→ Exercise description
The records should be repeated word for word, pictures excluded.

Dataset items:
☆ ☆ ☆ ☆ ☆

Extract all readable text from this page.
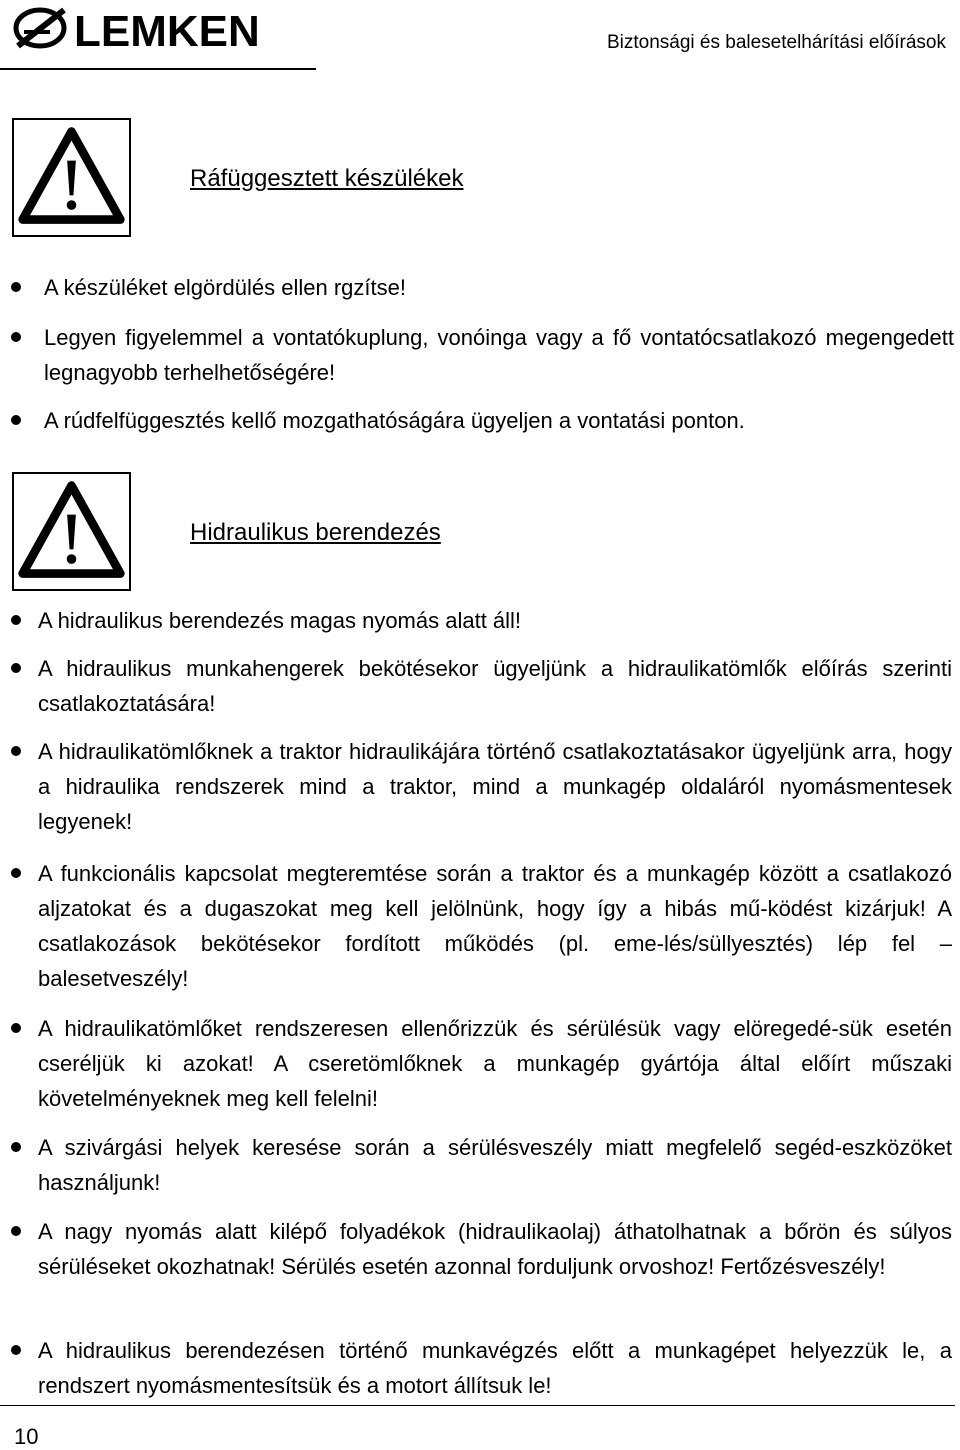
LEMKEN	Biztonsági és balesetelhárítási előírások
Ráfüggesztett készülékek
A készüléket elgördülés ellen rgzítse!
Legyen figyelemmel a vontatókuplung, vonóinga vagy a fő vontatócsatlakozó megengedett legnagyobb terhelhetőségére!
A rúdfelfüggesztés kellő mozgathatóságára ügyeljen a vontatási ponton.
Hidraulikus berendezés
A hidraulikus berendezés magas nyomás alatt áll!
A hidraulikus munkahengerek bekötésekor ügyeljünk a hidraulikatömlők előírás szerinti csatlakoztatására!
A hidraulikatömlőknek a traktor hidraulikájára történő csatlakoztatásakor ügyeljünk arra, hogy a hidraulika rendszerek mind a traktor, mind a munkagép oldaláról nyomásmentesek legyenek!
A funkcionális kapcsolat megteremtése során a traktor és a munkagép között a csatlakozó aljzatokat és a dugaszokat meg kell jelölnünk, hogy így a hibás mű-ködést kizárjuk! A csatlakozások bekötésekor fordított működés (pl. eme-lés/süllyesztés) lép fel – balesetveszély!
A hidraulikatömlőket rendszeresen ellenőrizzük és sérülésük vagy elöregedé-sük esetén cseréljük ki azokat! A cseretömlőknek a munkagép gyártója által előírt műszaki követelményeknek meg kell felelni!
A szivárgási helyek keresése során a sérülésveszély miatt megfelelő segéd-eszközöket használjunk!
A nagy nyomás alatt kilépő folyadékok (hidraulikaolaj) áthatolhatnak a bőrön és súlyos sérüléseket okozhatnak! Sérülés esetén azonnal forduljunk orvoshoz! Fertőzésveszély!
A hidraulikus berendezésen történő munkavégzés előtt a munkagépet helyezzük le, a rendszert nyomásmentesítsük és a motort állítsuk le!
10
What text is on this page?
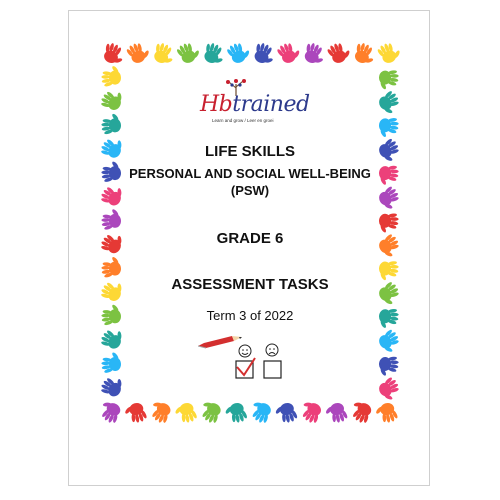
Hbtrained
Learn and grow / Leer en groei
LIFE SKILLS
PERSONAL AND SOCIAL WELL-BEING
(PSW)
GRADE 6
ASSESSMENT TASKS
Term 3 of 2022
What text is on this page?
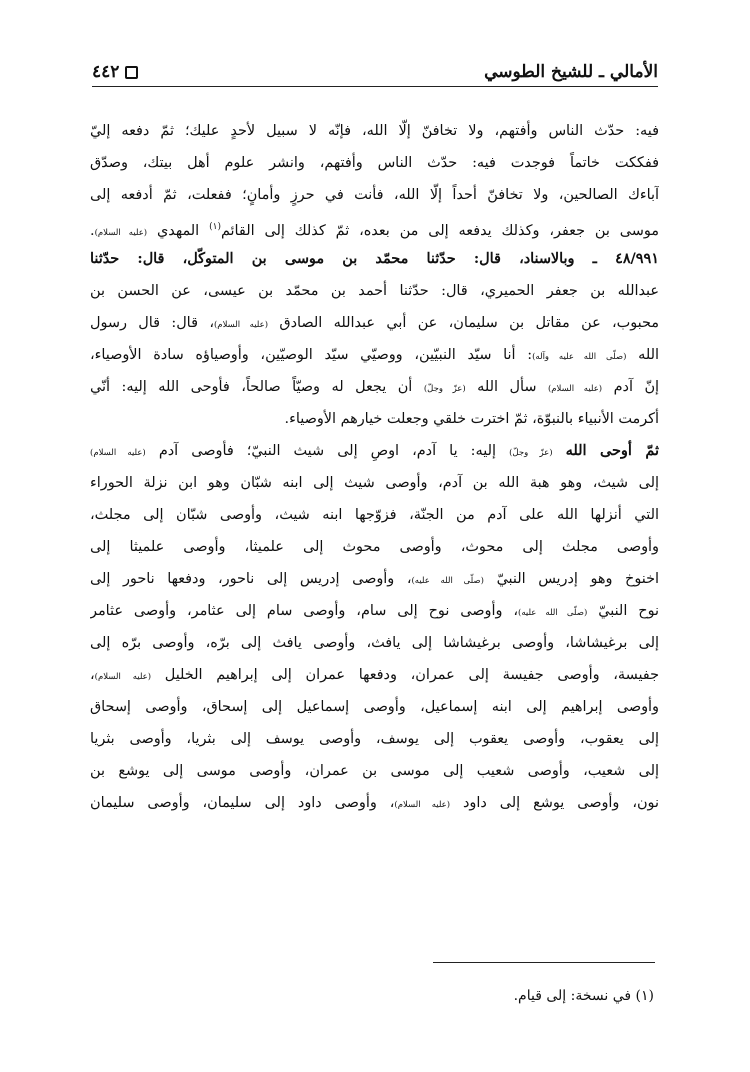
الأمالي ـ للشيخ الطوسي
٤٤٢
فيه: حدّث الناس وأفتهم، ولا تخافنّ إلّا الله، فإنّه لا سبيل لأحدٍ عليك؛ ثمّ دفعه إليّ
ففككت خاتماً فوجدت فيه: حدّث الناس وأفتهم، وانشر علوم أهل بيتك، وصدّق
آباءك الصالحين، ولا تخافنّ أحداً إلّا الله، فأنت في حرزٍ وأمانٍ؛ ففعلت، ثمّ أدفعه إلى
موسى بن جعفر، وكذلك يدفعه إلى من بعده، ثمّ كذلك إلى القائم$^{(١)}$ المهدي (عليه السلام).
٤٨/٩٩١ ـ وبالاسناد، قال: حدّثنا محمّد بن موسى بن المتوكّل، قال: حدّثنا
عبدالله بن جعفر الحميري، قال: حدّثنا أحمد بن محمّد بن عيسى، عن الحسن بن
محبوب، عن مقاتل بن سليمان، عن أبي عبدالله الصادق (عليه السلام)، قال: قال رسول
الله (صلّى الله عليه وآله): أنا سيّد النبيّين، ووصيّي سيّد الوصيّين، وأوصياؤه سادة الأوصياء،
إنّ آدم (عليه السلام) سأل الله (عزّ وجلّ) أن يجعل له وصيّاً صالحاً، فأوحى الله إليه: أنّي
أكرمت الأنبياء بالنبوّة، ثمّ اخترت خلقي وجعلت خيارهم الأوصياء.
ثمّ أوحى الله (عزّ وجلّ) إليه: يا آدم، اوصِ إلى شيث النبيّ؛ فأوصى آدم (عليه السلام)
إلى شيث، وهو هبة الله بن آدم، وأوصى شيث إلى ابنه شبّان وهو ابن نزلة الحوراء
التي أنزلها الله على آدم من الجنّة، فزوّجها ابنه شيث، وأوصى شبّان إلى مجلث،
وأوصى مجلث إلى محوث، وأوصى محوث إلى علميثا، وأوصى علميثا إلى
اخنوخ وهو إدريس النبيّ (صلّى الله عليه)، وأوصى إدريس إلى ناحور، ودفعها ناحور إلى
نوح النبيّ (صلّى الله عليه)، وأوصى نوح إلى سام، وأوصى سام إلى عثامر، وأوصى عثامر
إلى برغيشاشا، وأوصى برغيشاشا إلى يافث، وأوصى يافث إلى برّه، وأوصى برّه إلى
جفيسة، وأوصى جفيسة إلى عمران، ودفعها عمران إلى إبراهيم الخليل (عليه السلام)،
وأوصى إبراهيم إلى ابنه إسماعيل، وأوصى إسماعيل إلى إسحاق، وأوصى إسحاق
إلى يعقوب، وأوصى يعقوب إلى يوسف، وأوصى يوسف إلى بثريا، وأوصى بثريا
إلى شعيب، وأوصى شعيب إلى موسى بن عمران، وأوصى موسى إلى يوشع بن
نون، وأوصى يوشع إلى داود (عليه السلام)، وأوصى داود إلى سليمان، وأوصى سليمان
(١) في نسخة: إلى قيام.
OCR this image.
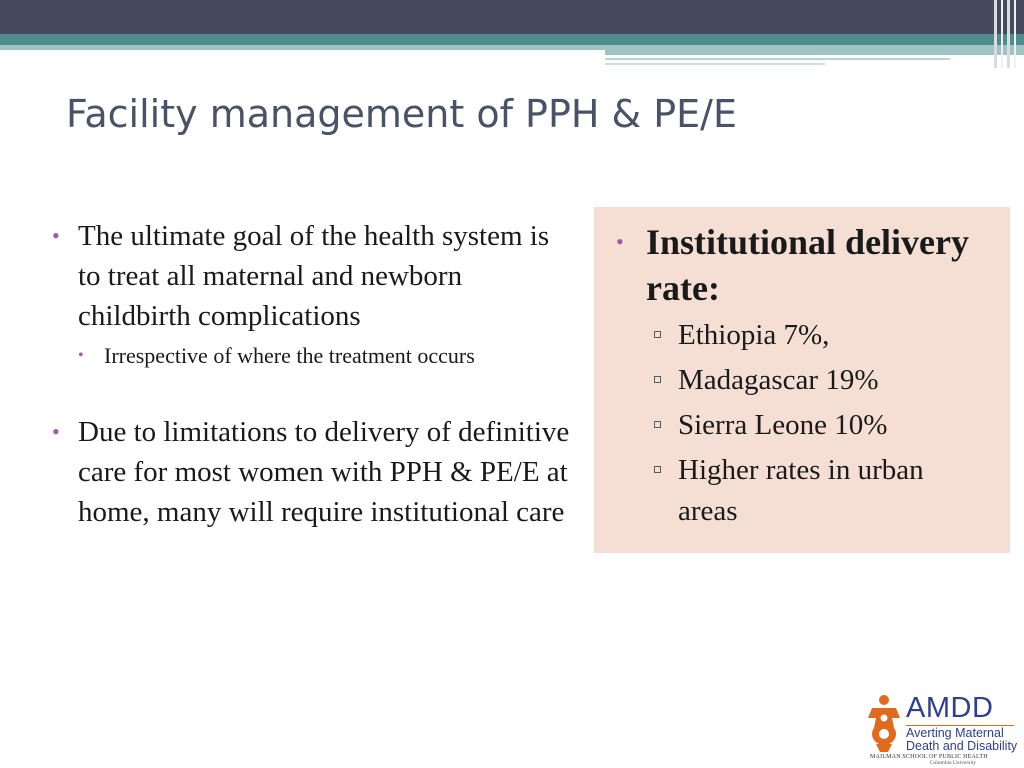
Facility management of PPH & PE/E
• The ultimate goal of the health system is to treat all maternal and newborn childbirth complications
• Irrespective of where the treatment occurs
• Due to limitations to delivery of definitive care for most women with PPH & PE/E at home, many will require institutional care
• Institutional delivery rate:
Ethiopia 7%,
Madagascar 19%
Sierra Leone 10%
Higher rates in urban areas
AMDD
Averting Maternal
Death and Disability
MAILMAN SCHOOL OF PUBLIC HEALTH
Columbia University
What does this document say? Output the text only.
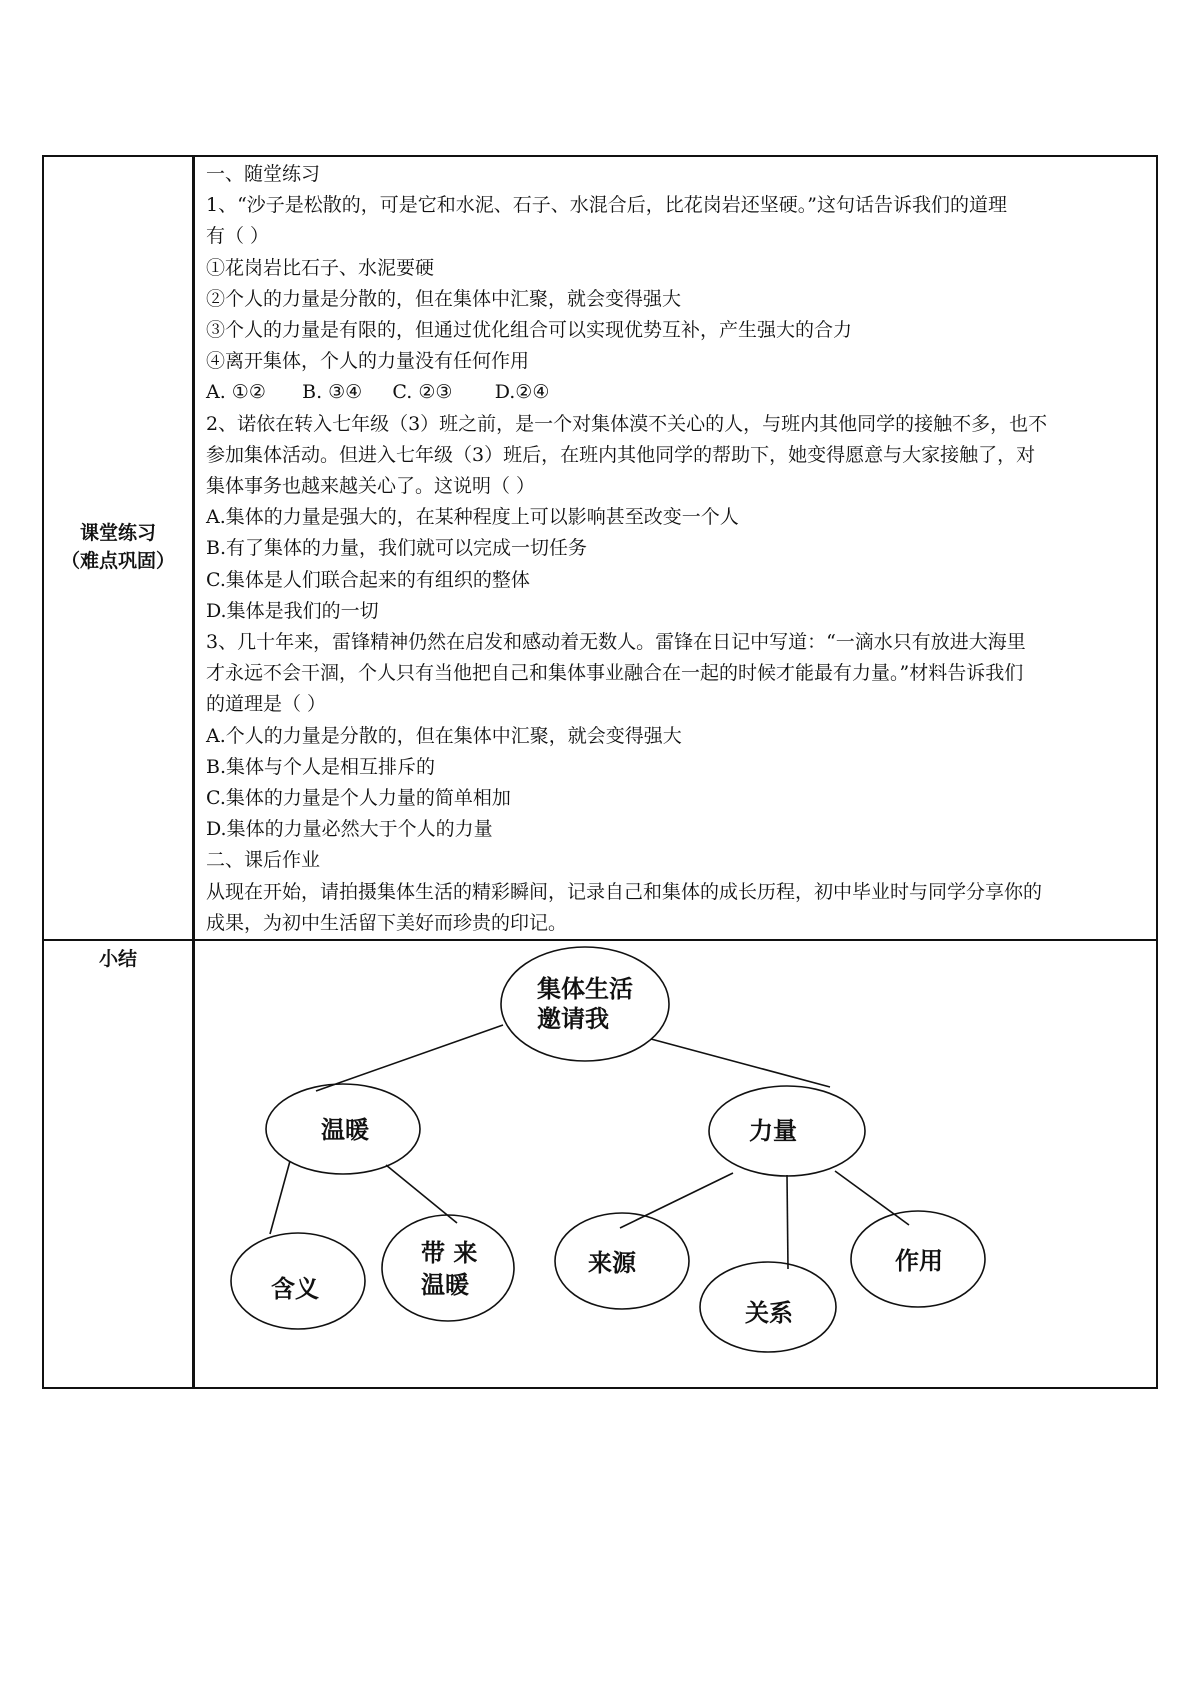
课堂练习
（难点巩固）

一、随堂练习

1、“沙子是松散的，可是它和水泥、石子、水混合后，比花岗岩还坚硬。”这句话告诉我们的道理

有（ ）

①花岗岩比石子、水泥要硬

②个人的力量是分散的，但在集体中汇聚，就会变得强大

③个人的力量是有限的，但通过优化组合可以实现优势互补，产生强大的合力

④离开集体，个人的力量没有任何作用

A. ①②      B. ③④     C. ②③       D.②④

2、诺依在转入七年级（3）班之前，是一个对集体漠不关心的人，与班内其他同学的接触不多，也不

参加集体活动。但进入七年级（3）班后，在班内其他同学的帮助下，她变得愿意与大家接触了，对

集体事务也越来越关心了。这说明（ ）

A.集体的力量是强大的，在某种程度上可以影响甚至改变一个人

B.有了集体的力量，我们就可以完成一切任务

C.集体是人们联合起来的有组织的整体

D.集体是我们的一切

3、几十年来，雷锋精神仍然在启发和感动着无数人。雷锋在日记中写道：“一滴水只有放进大海里

才永远不会干涸，个人只有当他把自己和集体事业融合在一起的时候才能最有力量。”材料告诉我们

的道理是（ ）

A.个人的力量是分散的，但在集体中汇聚，就会变得强大

B.集体与个人是相互排斥的

C.集体的力量是个人力量的简单相加

D.集体的力量必然大于个人的力量

二、课后作业

从现在开始，请拍摄集体生活的精彩瞬间，记录自己和集体的成长历程，初中毕业时与同学分享你的

成果，为初中生活留下美好而珍贵的印记。

小结
集体生活
邀请我
温暖	力量
含义
带 来
温暖
来源
关系
作用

☆ ☆ ☆ ☆ ☆

→ Correct output
Extract all readable text from this page.
LEMKEN	Biztonsági és balesetelhárítási előírások
Ráfüggesztett készülékek
A készüléket elgördülés ellen rgzítse!
Legyen figyelemmel a vontatókuplung, vonóinga vagy a fő vontatócsatlakozó megengedett legnagyobb terhelhetőségére!
A rúdfelfüggesztés kellő mozgathatóságára ügyeljen a vontatási ponton.
Hidraulikus berendezés
A hidraulikus berendezés magas nyomás alatt áll!
A hidraulikus munkahengerek bekötésekor ügyeljünk a hidraulikatömlők előírás szerinti csatlakoztatására!
A hidraulikatömlőknek a traktor hidraulikájára történő csatlakoztatásakor ügyeljünk arra, hogy a hidraulika rendszerek mind a traktor, mind a munkagép oldaláról nyomásmentesek legyenek!
A funkcionális kapcsolat megteremtése során a traktor és a munkagép között a csatlakozó aljzatokat és a dugaszokat meg kell jelölnünk, hogy így a hibás mű-ködést kizárjuk! A csatlakozások bekötésekor fordított működés (pl. eme-lés/süllyesztés) lép fel – balesetveszély!
A hidraulikatömlőket rendszeresen ellenőrizzük és sérülésük vagy elöregedé-sük esetén cseréljük ki azokat! A cseretömlőknek a munkagép gyártója által előírt műszaki követelményeknek meg kell felelni!
A szivárgási helyek keresése során a sérülésveszély miatt megfelelő segéd-eszközöket használjunk!
A nagy nyomás alatt kilépő folyadékok (hidraulikaolaj) áthatolhatnak a bőrön és súlyos sérüléseket okozhatnak! Sérülés esetén azonnal forduljunk orvoshoz! Fertőzésveszély!
A hidraulikus berendezésen történő munkavégzés előtt a munkagépet helyezzük le, a rendszert nyomásmentesítsük és a motort állítsuk le!
10
What text is on this page?
Hbtrained
Learn and grow / Leer en groei
LIFE SKILLS
PERSONAL AND SOCIAL WELL-BEING
(PSW)
GRADE 6
ASSESSMENT TASKS
Term 3 of 2022
What text is on this page?
الأمالي ـ للشيخ الطوسي
٤٤٢
فيه: حدّث الناس وأفتهم، ولا تخافنّ إلّا الله، فإنّه لا سبيل لأحدٍ عليك؛ ثمّ دفعه إليّ
ففككت خاتماً فوجدت فيه: حدّث الناس وأفتهم، وانشر علوم أهل بيتك، وصدّق
آباءك الصالحين، ولا تخافنّ أحداً إلّا الله، فأنت في حرزٍ وأمانٍ؛ ففعلت، ثمّ أدفعه إلى
موسى بن جعفر، وكذلك يدفعه إلى من بعده، ثمّ كذلك إلى القائم$^{(١)}$ المهدي (عليه السلام).
٤٨/٩٩١ ـ وبالاسناد، قال: حدّثنا محمّد بن موسى بن المتوكّل، قال: حدّثنا
عبدالله بن جعفر الحميري، قال: حدّثنا أحمد بن محمّد بن عيسى، عن الحسن بن
محبوب، عن مقاتل بن سليمان، عن أبي عبدالله الصادق (عليه السلام)، قال: قال رسول
الله (صلّى الله عليه وآله): أنا سيّد النبيّين، ووصيّي سيّد الوصيّين، وأوصياؤه سادة الأوصياء،
إنّ آدم (عليه السلام) سأل الله (عزّ وجلّ) أن يجعل له وصيّاً صالحاً، فأوحى الله إليه: أنّي
أكرمت الأنبياء بالنبوّة، ثمّ اخترت خلقي وجعلت خيارهم الأوصياء.
ثمّ أوحى الله (عزّ وجلّ) إليه: يا آدم، اوصِ إلى شيث النبيّ؛ فأوصى آدم (عليه السلام)
إلى شيث، وهو هبة الله بن آدم، وأوصى شيث إلى ابنه شبّان وهو ابن نزلة الحوراء
التي أنزلها الله على آدم من الجنّة، فزوّجها ابنه شيث، وأوصى شبّان إلى مجلث،
وأوصى مجلث إلى محوث، وأوصى محوث إلى علميثا، وأوصى علميثا إلى
اخنوخ وهو إدريس النبيّ (صلّى الله عليه)، وأوصى إدريس إلى ناحور، ودفعها ناحور إلى
نوح النبيّ (صلّى الله عليه)، وأوصى نوح إلى سام، وأوصى سام إلى عثامر، وأوصى عثامر
إلى برغيشاشا، وأوصى برغيشاشا إلى يافث، وأوصى يافث إلى برّه، وأوصى برّه إلى
جفيسة، وأوصى جفيسة إلى عمران، ودفعها عمران إلى إبراهيم الخليل (عليه السلام)،
وأوصى إبراهيم إلى ابنه إسماعيل، وأوصى إسماعيل إلى إسحاق، وأوصى إسحاق
إلى يعقوب، وأوصى يعقوب إلى يوسف، وأوصى يوسف إلى بثريا، وأوصى بثريا
إلى شعيب، وأوصى شعيب إلى موسى بن عمران، وأوصى موسى إلى يوشع بن
نون، وأوصى يوشع إلى داود (عليه السلام)، وأوصى داود إلى سليمان، وأوصى سليمان
(١) في نسخة: إلى قيام.
OCR this image.
Facility management of PPH & PE/E
• The ultimate goal of the health system is to treat all maternal and newborn childbirth complications
• Irrespective of where the treatment occurs
• Due to limitations to delivery of definitive care for most women with PPH & PE/E at home, many will require institutional care
• Institutional delivery rate:
Ethiopia 7%,
Madagascar 19%
Sierra Leone 10%
Higher rates in urban areas
AMDD
Averting Maternal
Death and Disability
MAILMAN SCHOOL OF PUBLIC HEALTH
Columbia University
What does this document say? Output the text only.
课堂练习
（难点巩固）

一、随堂练习

1、“沙子是松散的，可是它和水泥、石子、水混合后，比花岗岩还坚硬。”这句话告诉我们的道理

有（ ）

①花岗岩比石子、水泥要硬

②个人的力量是分散的，但在集体中汇聚，就会变得强大

③个人的力量是有限的，但通过优化组合可以实现优势互补，产生强大的合力

④离开集体，个人的力量没有任何作用

A. ①②      B. ③④     C. ②③       D.②④

2、诺依在转入七年级（3）班之前，是一个对集体漠不关心的人，与班内其他同学的接触不多，也不

参加集体活动。但进入七年级（3）班后，在班内其他同学的帮助下，她变得愿意与大家接触了，对

集体事务也越来越关心了。这说明（ ）

A.集体的力量是强大的，在某种程度上可以影响甚至改变一个人

B.有了集体的力量，我们就可以完成一切任务

C.集体是人们联合起来的有组织的整体

D.集体是我们的一切

3、几十年来，雷锋精神仍然在启发和感动着无数人。雷锋在日记中写道：“一滴水只有放进大海里

才永远不会干涸，个人只有当他把自己和集体事业融合在一起的时候才能最有力量。”材料告诉我们

的道理是（ ）

A.个人的力量是分散的，但在集体中汇聚，就会变得强大

B.集体与个人是相互排斥的

C.集体的力量是个人力量的简单相加

D.集体的力量必然大于个人的力量

二、课后作业

从现在开始，请拍摄集体生活的精彩瞬间，记录自己和集体的成长历程，初中毕业时与同学分享你的

成果，为初中生活留下美好而珍贵的印记。

小结
集体生活
邀请我
温暖	力量
含义
带 来
温暖
来源
关系
作用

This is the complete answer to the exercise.